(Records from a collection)
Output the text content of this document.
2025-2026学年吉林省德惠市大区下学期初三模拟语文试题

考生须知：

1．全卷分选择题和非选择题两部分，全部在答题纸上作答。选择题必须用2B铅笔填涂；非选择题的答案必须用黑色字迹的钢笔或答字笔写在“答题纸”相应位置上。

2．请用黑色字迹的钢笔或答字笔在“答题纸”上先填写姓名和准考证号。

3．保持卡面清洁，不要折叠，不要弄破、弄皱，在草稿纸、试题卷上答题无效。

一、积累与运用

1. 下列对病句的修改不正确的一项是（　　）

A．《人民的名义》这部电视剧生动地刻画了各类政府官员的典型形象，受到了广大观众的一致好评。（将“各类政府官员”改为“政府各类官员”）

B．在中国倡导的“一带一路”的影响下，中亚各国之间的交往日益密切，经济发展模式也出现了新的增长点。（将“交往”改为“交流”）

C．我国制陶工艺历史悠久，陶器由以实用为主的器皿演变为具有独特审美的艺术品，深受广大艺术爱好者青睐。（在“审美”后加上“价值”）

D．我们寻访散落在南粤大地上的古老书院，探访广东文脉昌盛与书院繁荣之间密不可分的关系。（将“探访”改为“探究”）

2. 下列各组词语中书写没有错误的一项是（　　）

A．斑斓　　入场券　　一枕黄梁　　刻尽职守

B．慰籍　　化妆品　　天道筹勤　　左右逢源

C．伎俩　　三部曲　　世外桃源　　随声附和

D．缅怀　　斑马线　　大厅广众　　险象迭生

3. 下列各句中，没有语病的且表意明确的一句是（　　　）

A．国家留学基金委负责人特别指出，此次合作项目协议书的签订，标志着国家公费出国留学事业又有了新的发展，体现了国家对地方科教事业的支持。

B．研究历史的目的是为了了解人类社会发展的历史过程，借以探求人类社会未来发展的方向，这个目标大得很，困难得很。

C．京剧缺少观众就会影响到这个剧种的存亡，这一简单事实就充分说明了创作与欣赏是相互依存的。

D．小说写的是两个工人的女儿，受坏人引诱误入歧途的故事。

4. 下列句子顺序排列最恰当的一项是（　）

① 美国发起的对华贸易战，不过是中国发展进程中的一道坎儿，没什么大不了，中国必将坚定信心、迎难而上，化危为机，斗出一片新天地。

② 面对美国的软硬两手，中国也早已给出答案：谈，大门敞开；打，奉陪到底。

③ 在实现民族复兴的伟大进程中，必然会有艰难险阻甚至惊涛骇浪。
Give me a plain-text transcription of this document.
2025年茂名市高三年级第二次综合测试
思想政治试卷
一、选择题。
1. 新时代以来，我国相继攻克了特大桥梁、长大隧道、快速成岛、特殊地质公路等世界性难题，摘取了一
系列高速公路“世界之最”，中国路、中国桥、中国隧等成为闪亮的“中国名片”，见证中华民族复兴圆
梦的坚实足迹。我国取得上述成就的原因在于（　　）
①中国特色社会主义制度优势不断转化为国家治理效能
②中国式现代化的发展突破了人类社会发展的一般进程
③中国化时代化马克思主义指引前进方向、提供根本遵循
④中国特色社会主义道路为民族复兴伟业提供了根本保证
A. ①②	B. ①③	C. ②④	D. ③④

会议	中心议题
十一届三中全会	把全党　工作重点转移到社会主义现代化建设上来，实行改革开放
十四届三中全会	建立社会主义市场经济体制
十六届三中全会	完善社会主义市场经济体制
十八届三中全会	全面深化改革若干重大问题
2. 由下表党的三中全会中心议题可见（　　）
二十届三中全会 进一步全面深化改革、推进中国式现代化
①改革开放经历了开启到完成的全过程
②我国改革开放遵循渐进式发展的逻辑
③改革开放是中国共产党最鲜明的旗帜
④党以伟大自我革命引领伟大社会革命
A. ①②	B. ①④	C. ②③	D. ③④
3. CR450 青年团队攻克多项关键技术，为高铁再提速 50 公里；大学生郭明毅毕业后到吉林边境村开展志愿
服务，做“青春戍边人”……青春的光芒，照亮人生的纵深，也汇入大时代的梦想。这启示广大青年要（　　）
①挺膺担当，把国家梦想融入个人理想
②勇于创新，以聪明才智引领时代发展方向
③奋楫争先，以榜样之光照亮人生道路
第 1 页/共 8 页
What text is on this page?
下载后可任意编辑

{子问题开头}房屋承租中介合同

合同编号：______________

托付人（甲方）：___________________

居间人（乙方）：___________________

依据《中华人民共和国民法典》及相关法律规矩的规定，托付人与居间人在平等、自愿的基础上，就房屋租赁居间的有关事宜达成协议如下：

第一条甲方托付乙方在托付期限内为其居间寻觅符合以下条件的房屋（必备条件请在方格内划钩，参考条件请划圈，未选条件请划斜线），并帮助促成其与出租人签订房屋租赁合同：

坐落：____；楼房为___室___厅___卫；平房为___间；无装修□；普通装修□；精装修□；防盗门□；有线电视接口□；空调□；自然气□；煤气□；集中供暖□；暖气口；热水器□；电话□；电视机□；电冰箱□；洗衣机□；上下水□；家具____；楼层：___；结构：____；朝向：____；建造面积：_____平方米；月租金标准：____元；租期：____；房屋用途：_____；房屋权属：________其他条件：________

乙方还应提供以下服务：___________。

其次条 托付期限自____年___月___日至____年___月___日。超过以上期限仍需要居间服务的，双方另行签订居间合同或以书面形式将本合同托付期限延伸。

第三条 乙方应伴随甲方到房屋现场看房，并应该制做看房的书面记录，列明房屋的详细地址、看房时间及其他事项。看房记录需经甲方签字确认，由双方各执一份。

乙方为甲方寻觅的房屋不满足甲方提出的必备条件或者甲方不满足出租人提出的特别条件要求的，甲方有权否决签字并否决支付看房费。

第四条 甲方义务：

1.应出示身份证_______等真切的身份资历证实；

**Direction:**
The entries above must be returned in full, exactly as shown.

**Exercise result:**
Output the text content of this document.
2025-2026学年吉林省德惠市大区下学期初三模拟语文试题

考生须知：

1．全卷分选择题和非选择题两部分，全部在答题纸上作答。选择题必须用2B铅笔填涂；非选择题的答案必须用黑色字迹的钢笔或答字笔写在“答题纸”相应位置上。

2．请用黑色字迹的钢笔或答字笔在“答题纸”上先填写姓名和准考证号。

3．保持卡面清洁，不要折叠，不要弄破、弄皱，在草稿纸、试题卷上答题无效。

一、积累与运用

1. 下列对病句的修改不正确的一项是（　　）

A．《人民的名义》这部电视剧生动地刻画了各类政府官员的典型形象，受到了广大观众的一致好评。（将“各类政府官员”改为“政府各类官员”）

B．在中国倡导的“一带一路”的影响下，中亚各国之间的交往日益密切，经济发展模式也出现了新的增长点。（将“交往”改为“交流”）

C．我国制陶工艺历史悠久，陶器由以实用为主的器皿演变为具有独特审美的艺术品，深受广大艺术爱好者青睐。（在“审美”后加上“价值”）

D．我们寻访散落在南粤大地上的古老书院，探访广东文脉昌盛与书院繁荣之间密不可分的关系。（将“探访”改为“探究”）

2. 下列各组词语中书写没有错误的一项是（　　）

A．斑斓　　入场券　　一枕黄梁　　刻尽职守

B．慰籍　　化妆品　　天道筹勤　　左右逢源

C．伎俩　　三部曲　　世外桃源　　随声附和

D．缅怀　　斑马线　　大厅广众　　险象迭生

3. 下列各句中，没有语病的且表意明确的一句是（　　　）

A．国家留学基金委负责人特别指出，此次合作项目协议书的签订，标志着国家公费出国留学事业又有了新的发展，体现了国家对地方科教事业的支持。

B．研究历史的目的是为了了解人类社会发展的历史过程，借以探求人类社会未来发展的方向，这个目标大得很，困难得很。

C．京剧缺少观众就会影响到这个剧种的存亡，这一简单事实就充分说明了创作与欣赏是相互依存的。

D．小说写的是两个工人的女儿，受坏人引诱误入歧途的故事。

4. 下列句子顺序排列最恰当的一项是（　）

① 美国发起的对华贸易战，不过是中国发展进程中的一道坎儿，没什么大不了，中国必将坚定信心、迎难而上，化危为机，斗出一片新天地。

② 面对美国的软硬两手，中国也早已给出答案：谈，大门敞开；打，奉陪到底。

③ 在实现民族复兴的伟大进程中，必然会有艰难险阻甚至惊涛骇浪。
Give me a plain-text transcription of this document.
2025年茂名市高三年级第二次综合测试
思想政治试卷
一、选择题。
1. 新时代以来，我国相继攻克了特大桥梁、长大隧道、快速成岛、特殊地质公路等世界性难题，摘取了一
系列高速公路“世界之最”，中国路、中国桥、中国隧等成为闪亮的“中国名片”，见证中华民族复兴圆
梦的坚实足迹。我国取得上述成就的原因在于（　　）
①中国特色社会主义制度优势不断转化为国家治理效能
②中国式现代化的发展突破了人类社会发展的一般进程
③中国化时代化马克思主义指引前进方向、提供根本遵循
④中国特色社会主义道路为民族复兴伟业提供了根本保证
A. ①②	B. ①③	C. ②④	D. ③④

会议	中心议题
十一届三中全会	把全党　工作重点转移到社会主义现代化建设上来，实行改革开放
十四届三中全会	建立社会主义市场经济体制
十六届三中全会	完善社会主义市场经济体制
十八届三中全会	全面深化改革若干重大问题
2. 由下表党的三中全会中心议题可见（　　）
二十届三中全会 进一步全面深化改革、推进中国式现代化
①改革开放经历了开启到完成的全过程
②我国改革开放遵循渐进式发展的逻辑
③改革开放是中国共产党最鲜明的旗帜
④党以伟大自我革命引领伟大社会革命
A. ①②	B. ①④	C. ②③	D. ③④
3. CR450 青年团队攻克多项关键技术，为高铁再提速 50 公里；大学生郭明毅毕业后到吉林边境村开展志愿
服务，做“青春戍边人”……青春的光芒，照亮人生的纵深，也汇入大时代的梦想。这启示广大青年要（　　）
①挺膺担当，把国家梦想融入个人理想
②勇于创新，以聪明才智引领时代发展方向
③奋楫争先，以榜样之光照亮人生道路
第 1 页/共 8 页
What text is on this page?
下载后可任意编辑

{子问题开头}房屋承租中介合同

合同编号：______________

托付人（甲方）：___________________

居间人（乙方）：___________________

依据《中华人民共和国民法典》及相关法律规矩的规定，托付人与居间人在平等、自愿的基础上，就房屋租赁居间的有关事宜达成协议如下：

第一条甲方托付乙方在托付期限内为其居间寻觅符合以下条件的房屋（必备条件请在方格内划钩，参考条件请划圈，未选条件请划斜线），并帮助促成其与出租人签订房屋租赁合同：

坐落：____；楼房为___室___厅___卫；平房为___间；无装修□；普通装修□；精装修□；防盗门□；有线电视接口□；空调□；自然气□；煤气□；集中供暖□；暖气口；热水器□；电话□；电视机□；电冰箱□；洗衣机□；上下水□；家具____；楼层：___；结构：____；朝向：____；建造面积：_____平方米；月租金标准：____元；租期：____；房屋用途：_____；房屋权属：________其他条件：________

乙方还应提供以下服务：___________。

其次条 托付期限自____年___月___日至____年___月___日。超过以上期限仍需要居间服务的，双方另行签订居间合同或以书面形式将本合同托付期限延伸。

第三条 乙方应伴随甲方到房屋现场看房，并应该制做看房的书面记录，列明房屋的详细地址、看房时间及其他事项。看房记录需经甲方签字确认，由双方各执一份。

乙方为甲方寻觅的房屋不满足甲方提出的必备条件或者甲方不满足出租人提出的特别条件要求的，甲方有权否决签字并否决支付看房费。

第四条 甲方义务：

1.应出示身份证_______等真切的身份资历证实；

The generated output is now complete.